EXERCISE TASK: Check each line of the material below for "CHASE", then copy the ones that contain it.

Records from a data collection

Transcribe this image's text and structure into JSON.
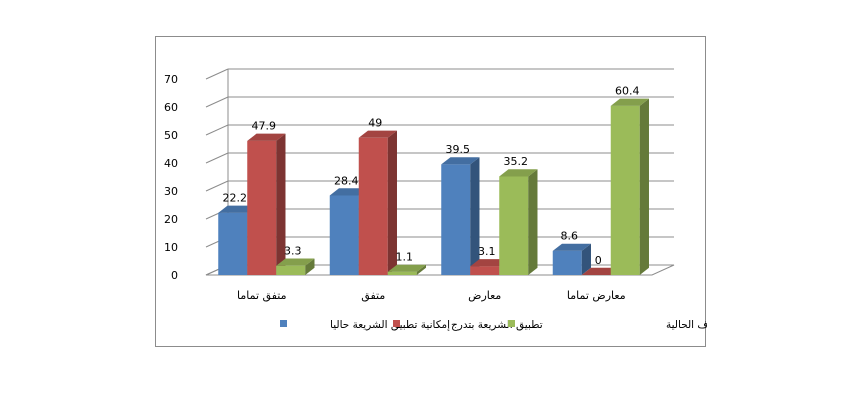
{
  "chart_data": {
    "type": "bar",
    "title": "",
    "xlabel": "",
    "ylabel": "",
    "ylim": [
      0,
      70
    ],
    "yticks": [
      0,
      10,
      20,
      30,
      40,
      50,
      60,
      70
    ],
    "grid": true,
    "legend_position": "bottom",
    "categories": [
      "متفق تماما",
      "متفق",
      "معارض",
      "معارض تماما"
    ],
    "series": [
      {
        "name": "إمكانية تطبيق الشريعة حاليا",
        "color": "#4F81BD",
        "values": [
          22.2,
          28.4,
          39.5,
          8.6
        ]
      },
      {
        "name": "تطبيق الشريعة بتدرج",
        "color": "#C0504D",
        "values": [
          47.9,
          49,
          3.1,
          0
        ]
      },
      {
        "name": "يستحيل تطبيق الشريعة في الظروف الحالية",
        "color": "#9BBB59",
        "values": [
          3.3,
          1.1,
          35.2,
          60.4
        ]
      }
    ]
  }
}
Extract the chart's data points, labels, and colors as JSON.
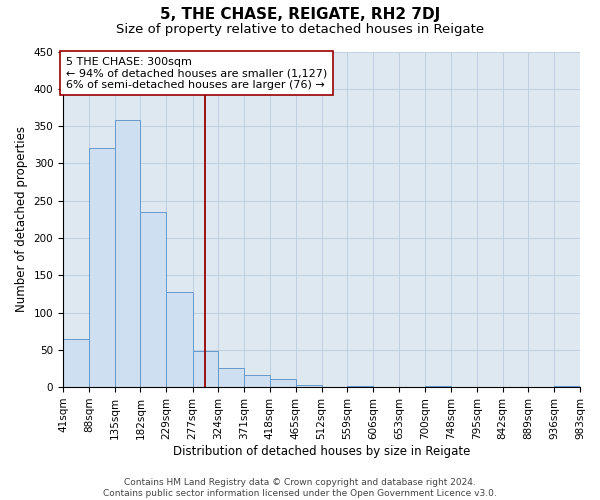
{
  "title": "5, THE CHASE, REIGATE, RH2 7DJ",
  "subtitle": "Size of property relative to detached houses in Reigate",
  "xlabel": "Distribution of detached houses by size in Reigate",
  "ylabel": "Number of detached properties",
  "footer_lines": [
    "Contains HM Land Registry data © Crown copyright and database right 2024.",
    "Contains public sector information licensed under the Open Government Licence v3.0."
  ],
  "bins": [
    41,
    88,
    135,
    182,
    229,
    277,
    324,
    371,
    418,
    465,
    512,
    559,
    606,
    653,
    700,
    748,
    795,
    842,
    889,
    936,
    983
  ],
  "counts": [
    65,
    320,
    358,
    235,
    127,
    48,
    25,
    16,
    11,
    3,
    0,
    2,
    0,
    0,
    2,
    0,
    0,
    0,
    0,
    2
  ],
  "bar_color": "#cddff0",
  "bar_edge_color": "#6699cc",
  "vertical_line_x": 300,
  "vertical_line_color": "#990000",
  "annotation_line1": "5 THE CHASE: 300sqm",
  "annotation_line2": "← 94% of detached houses are smaller (1,127)",
  "annotation_line3": "6% of semi-detached houses are larger (76) →",
  "annotation_box_facecolor": "#ffffff",
  "annotation_box_edgecolor": "#990000",
  "ylim": [
    0,
    450
  ],
  "yticks": [
    0,
    50,
    100,
    150,
    200,
    250,
    300,
    350,
    400,
    450
  ],
  "grid_color": "#bbccdd",
  "bg_color": "#dde8f0",
  "title_fontsize": 11,
  "subtitle_fontsize": 9.5,
  "xlabel_fontsize": 8.5,
  "ylabel_fontsize": 8.5,
  "tick_fontsize": 7.5,
  "footer_fontsize": 6.5,
  "annotation_fontsize": 8
}
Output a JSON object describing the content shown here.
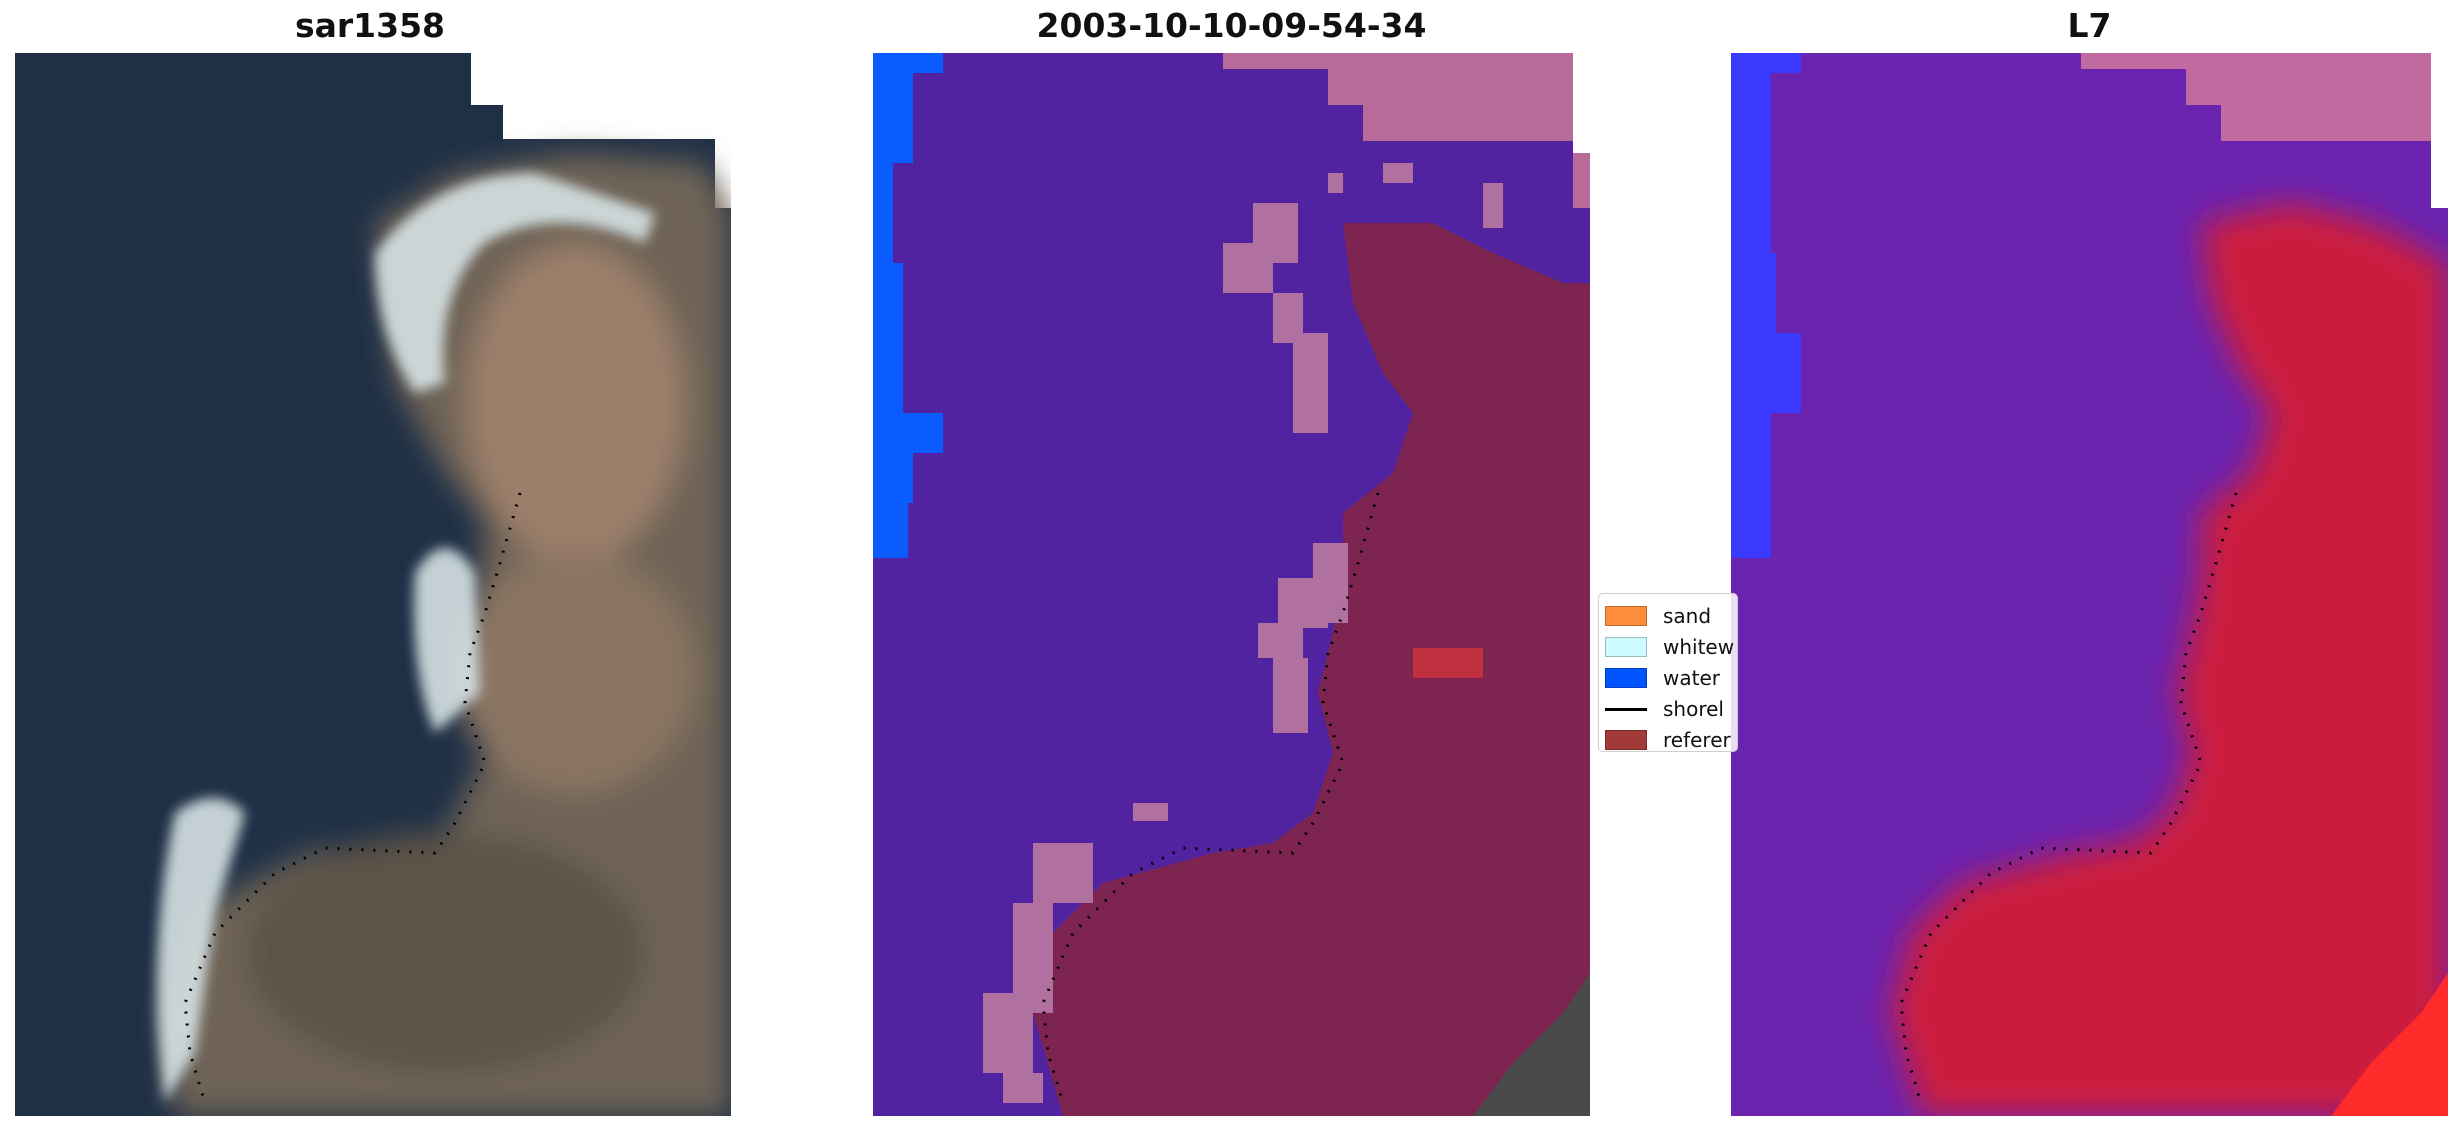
{
  "panels": [
    {
      "title": "sar1358"
    },
    {
      "title": "2003-10-10-09-54-34"
    },
    {
      "title": "L7"
    }
  ],
  "legend": {
    "items": [
      {
        "label": "sand",
        "color": "#ff8c3a"
      },
      {
        "label": "whitew",
        "color": "#ccfcff"
      },
      {
        "label": "water",
        "color": "#0055ff"
      },
      {
        "label": "shorel",
        "color": "#000000",
        "kind": "line"
      },
      {
        "label": "referer",
        "color": "#a33a3a"
      }
    ]
  },
  "colors": {
    "sea_dark": "#1f3046",
    "land_brown": "#7a6a5a",
    "whitewater": "#d8e4e8",
    "class_purple": "#5123a0",
    "class_pink": "#b86a9a",
    "class_blue": "#0a5cff",
    "class_land_overlay": "#7a2350",
    "l7_purple": "#6a24b0",
    "l7_red": "#cc1a3c"
  }
}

THE REPLY:
  "title": "5, THE CHASE, REIGATE, RH2 7DJ",
  "annotation_line1": "5 THE CHASE: 300sqm",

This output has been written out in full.